** Problem description **
In the passage about Valery's early poetic influences, rewrite the paragraph beginning "Before Valery embarked" as a shorter summary that keeps its main facts.

** Selected passage **
Before Valery embarked on this veritable ascesis of pure thought, pursued through a rigorous regime of analysis and writing, the sensibility of the young aesthete of the late 1880s and early 1890s was profoundly influenced by a mythical and mystico-religious poetic that placed him very much in continuity with the Symbolist tradition, particularly with his predecessor Mallarme, whose work he discovered in 1889 and whom he came to admire above all writers. (7) While both poets gravitated towards opposite ends of the solar cycle, (8) it is not surprising that the Mallarmean metaphysical symbolism of night left its mark on much of Valery's earliest prose: the posthumously published Conte vraisemblable (OC, II, 1417-21), the verse poetry of the Album de vers anciens, (9) Douze poemes (such as 'Odelette nocturne' GEC, 1, 1699-70)), and a whole host of poems written between 1887 and 1890. (10)

** Data lines **
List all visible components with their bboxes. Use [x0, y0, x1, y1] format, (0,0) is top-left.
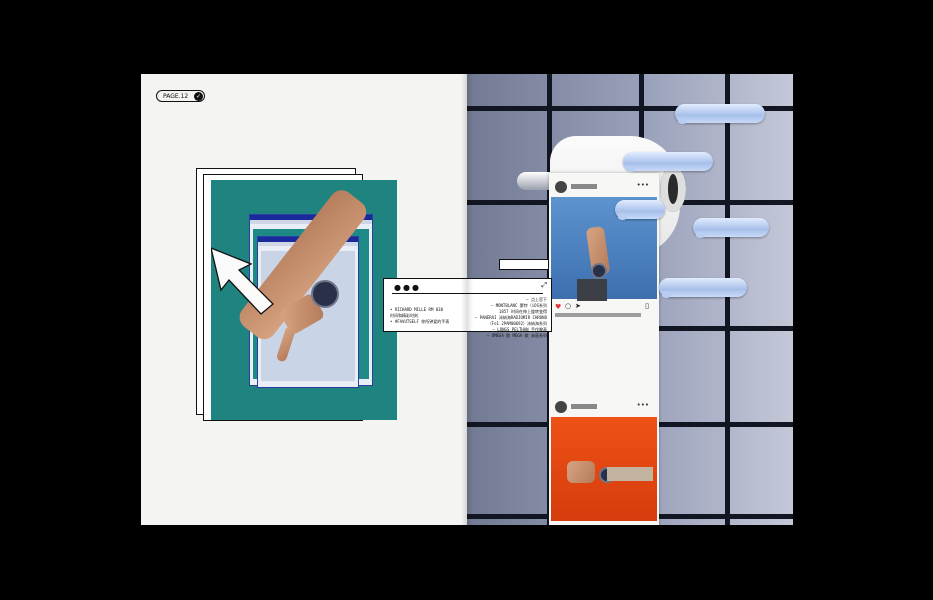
chat-bubble: [693, 218, 769, 241]
check-icon: ✓: [194, 92, 203, 101]
chat-bubble: [659, 278, 747, 301]
popup-window-right: ⤢ — 点上官下 — MONTBLANC 蒙特（iOS系列 1857 时间在伸上…: [467, 278, 552, 338]
share-icon[interactable]: ➤: [575, 302, 581, 310]
bookmark-icon[interactable]: ▯: [645, 524, 649, 525]
comment-icon[interactable]: ○: [565, 302, 571, 310]
page-label: PAGE.12 ✓: [156, 90, 205, 102]
popup-right-text: — 点上官下 — MONTBLANC 蒙特（iOS系列 1857 时间在伸上旋转…: [475, 297, 547, 339]
wristwatch: [311, 280, 339, 308]
paper-sheet: ••• ♥ ○ ➤ ▯ •••: [549, 173, 659, 525]
share-icon[interactable]: ➤: [575, 524, 581, 525]
expand-icon[interactable]: ⤢: [541, 281, 547, 290]
popup-tab: [499, 259, 549, 270]
spine-shadow: [461, 74, 473, 525]
comment-icon[interactable]: ○: [565, 524, 571, 525]
avatar: [555, 401, 567, 413]
left-page: PAGE.12 ✓ ●●● • RICHARD MILLE RM 030 时间和…: [141, 74, 553, 525]
popup-left-line: • #FAVUTSELF 你所钟爱的手表: [390, 319, 450, 324]
avatar: [555, 181, 567, 193]
bookmark-icon[interactable]: ▯: [645, 302, 649, 310]
cursor-arrow-icon: [211, 247, 274, 315]
social-post-2: ••• ♥ ○ ➤ ▯: [551, 401, 657, 525]
username-placeholder: [571, 404, 597, 409]
magazine-spread: PAGE.12 ✓ ●●● • RICHARD MILLE RM 030 时间和…: [141, 74, 793, 525]
more-icon: •••: [636, 181, 649, 189]
chat-bubble: [623, 152, 713, 175]
window-dots-icon: ●●●: [394, 283, 421, 292]
page-label-text: PAGE.12: [163, 93, 189, 100]
username-placeholder: [571, 184, 597, 189]
chat-bubble: [675, 104, 765, 127]
chat-bubble: [615, 200, 665, 223]
teal-photo: [211, 180, 397, 420]
post-photo-orange: [551, 417, 657, 521]
heart-icon[interactable]: ♥: [555, 303, 561, 311]
popup-right-line: — OMEGA 欧 MEGA 欧 米茄系列: [486, 333, 547, 338]
more-icon: •••: [636, 401, 649, 409]
popup-left-text: • RICHARD MILLE RM 030 时间和精彩时刻 • #FAVUTS…: [390, 307, 449, 325]
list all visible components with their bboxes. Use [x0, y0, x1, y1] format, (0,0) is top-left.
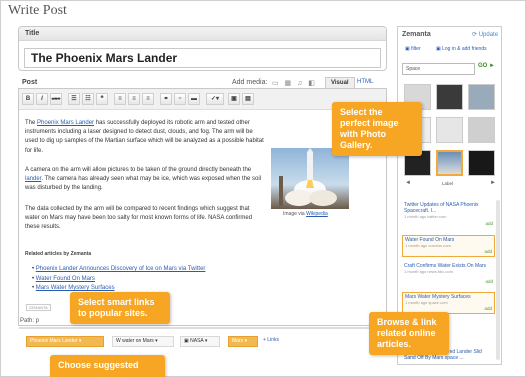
link-button[interactable]: ⚭ [160, 93, 172, 105]
gallery-thumb[interactable] [468, 117, 495, 143]
bold-button[interactable]: B [22, 93, 34, 105]
related-heading: Related articles by Zemanta [25, 251, 92, 257]
kitchen-sink-button[interactable]: ▤ [242, 93, 254, 105]
editor-resize-bar[interactable] [19, 327, 386, 329]
gallery-thumb[interactable] [436, 84, 463, 110]
title-box: Title The Phoenix Mars Lander [18, 26, 387, 71]
gallery-thumb[interactable] [468, 150, 495, 176]
align-left-button[interactable]: ≡ [114, 93, 126, 105]
align-right-button[interactable]: ≡ [142, 93, 154, 105]
numbered-list-button[interactable]: ☷ [82, 93, 94, 105]
gallery-thumb-selected[interactable] [436, 150, 463, 176]
callout-related-articles: Browse & link related online articles. [369, 312, 449, 355]
article-item[interactable]: Twitter Updates of NASA Phoenix Spacecra… [402, 201, 495, 228]
p1-pre: The [25, 120, 38, 126]
article-meta: 1 month ago twitter.com [404, 214, 447, 219]
article-title: Twitter Updates of NASA Phoenix Spacecra… [404, 202, 479, 214]
article-add-link[interactable]: add [485, 221, 493, 227]
zemanta-go-button[interactable]: GO ► [478, 63, 495, 69]
tag-label: Mars [232, 338, 244, 344]
zemanta-search-input[interactable]: Space [402, 63, 475, 75]
media-icons[interactable]: ▭ ▦ ♫ ◧ [272, 79, 317, 87]
paragraph-2: A camera on the arm will allow pictures … [25, 166, 265, 194]
p1-link[interactable]: Phoenix Mars Lander [37, 120, 94, 126]
zemanta-brand: Zemanta [402, 31, 431, 38]
callout-smart-links: Select smart links to popular sites. [70, 292, 170, 324]
path-label: Path: p [20, 318, 40, 324]
related-item: • Water Found On Mars [32, 275, 95, 282]
related-link-1[interactable]: Phoenix Lander Announces Discovery of Ic… [36, 266, 206, 272]
image-caption-prefix: Image via [283, 211, 307, 217]
zemanta-badge[interactable]: ZEMANTA [26, 304, 51, 311]
tag-label: NASA [190, 338, 204, 344]
blockquote-button[interactable]: ❝ [96, 93, 108, 105]
tag-label: Phoenix Mars Lander [30, 338, 78, 344]
update-label: Update [478, 32, 499, 38]
zemanta-filter[interactable]: ▣ filter [405, 46, 421, 52]
tag-label: water on Mars [122, 338, 154, 344]
article-add-link[interactable]: add [484, 249, 492, 255]
post-title-input[interactable]: The Phoenix Mars Lander [24, 48, 381, 68]
tag-nasa[interactable]: ▣ NASA ▾ [180, 336, 220, 347]
zemanta-update[interactable]: ⟳ Update [472, 31, 498, 38]
login-label: Log in & add friends [442, 46, 487, 52]
bullet-list-button[interactable]: ☰ [68, 93, 80, 105]
filter-label: filter [411, 46, 421, 52]
related-item: • Phoenix Lander Announces Discovery of … [32, 266, 206, 272]
unlink-button[interactable]: ⚭ [174, 93, 186, 105]
more-button[interactable]: ▬ [188, 93, 200, 105]
related-link-2[interactable]: Water Found On Mars [36, 276, 95, 282]
gallery-thumb[interactable] [468, 84, 495, 110]
image-caption-link[interactable]: Wikipedia [306, 211, 328, 217]
add-media-label: Add media: [232, 79, 268, 86]
paragraph-3: The data collected by the arm will be co… [25, 205, 265, 233]
shuttle-launch-icon [279, 148, 337, 206]
title-box-header: Title [19, 27, 386, 41]
tab-visual[interactable]: Visual [325, 77, 355, 88]
article-meta: 1 month ago cosmos.com [405, 243, 451, 248]
article-item-selected[interactable]: Water Found On Mars 1 month ago cosmos.c… [402, 235, 495, 257]
gallery-prev-icon[interactable]: ◄ [405, 180, 411, 186]
p3-text: The data collected by the arm will be co… [25, 206, 253, 231]
related-link-3[interactable]: Mars Water Mystery Surfaces [36, 285, 115, 291]
article-meta: 1 month ago space.com [405, 300, 448, 305]
align-center-button[interactable]: ≡ [128, 93, 140, 105]
p2-pre: A camera on the arm will allow pictures … [25, 167, 252, 173]
article-add-link[interactable]: add [485, 279, 493, 285]
zemanta-login[interactable]: ▣ Log in & add friends [436, 46, 487, 52]
gallery-next-icon[interactable]: ► [490, 180, 496, 186]
paragraph-1: The Phoenix Mars Lander has successfully… [25, 119, 265, 156]
article-item-selected[interactable]: Mars Water Mystery Surfaces 1 month ago … [402, 292, 495, 314]
spellcheck-button[interactable]: ✓▾ [206, 93, 224, 105]
thumb-label: Label [442, 181, 454, 186]
sidebar-scrollbar[interactable] [496, 200, 500, 360]
post-label: Post [22, 79, 38, 86]
tag-phoenix-mars-lander[interactable]: Phoenix Mars Lander ▾ [26, 336, 104, 347]
related-list: • Phoenix Lander Announces Discovery of … [32, 265, 205, 294]
tag-water-on-mars[interactable]: W water on Mars ▾ [112, 336, 174, 347]
strikethrough-button[interactable]: ABC [50, 93, 62, 105]
callout-photo-gallery: Select the perfect image with Photo Gall… [332, 102, 422, 156]
callout-suggested: Choose suggested [50, 355, 165, 377]
italic-button[interactable]: I [36, 93, 48, 105]
p2-link[interactable]: lander [25, 176, 41, 182]
article-meta: 1 month ago news.bbc.com [404, 269, 453, 274]
gallery-thumb[interactable] [436, 117, 463, 143]
fullscreen-button[interactable]: ▣ [228, 93, 240, 105]
image-caption: Image via Wikipedia [283, 211, 328, 217]
p2-post: . The camera has already seen what may b… [25, 176, 262, 192]
shuttle-image[interactable] [271, 148, 349, 209]
page-title: Write Post [8, 3, 67, 18]
article-item[interactable]: Craft Confirms Water Exists On Mars 1 mo… [402, 262, 495, 286]
more-links[interactable]: + Links [263, 337, 279, 343]
article-add-link[interactable]: add [484, 306, 492, 312]
tag-mars[interactable]: Mars ▾ [228, 336, 258, 347]
tab-html[interactable]: HTML [357, 79, 373, 85]
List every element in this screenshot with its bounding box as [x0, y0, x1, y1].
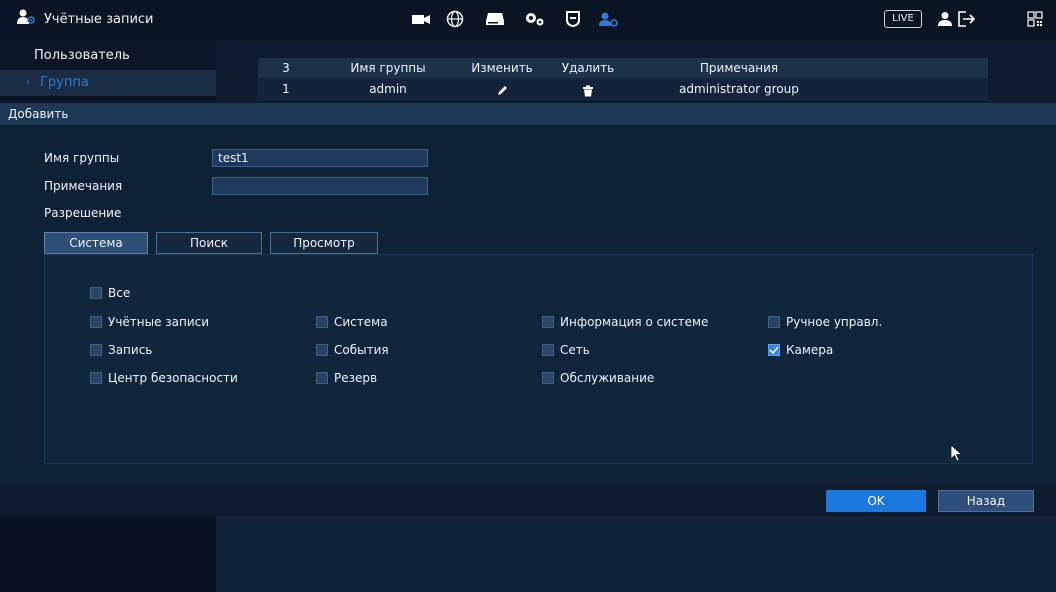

** Correct response **
Before committing to a strict discipline of pure thought through analysis and writing, the young aesthete Valery of the late 1880s and early 1890s was deeply shaped by a mythical and mystico-religious poetic in the Symbolist tradition. He was especially influenced by Mallarme, whom he discovered in 1889 and admired above all writers. Although the two poets leaned toward opposite ends of the solar cycle, Mallarme's metaphysical symbolism of night marked much of Valery's earliest work. This includes the posthumously published Conte vraisemblable, the Album de vers anciens, Douze poemes such as 'Odelette nocturne', and many poems written between 1887 and 1890.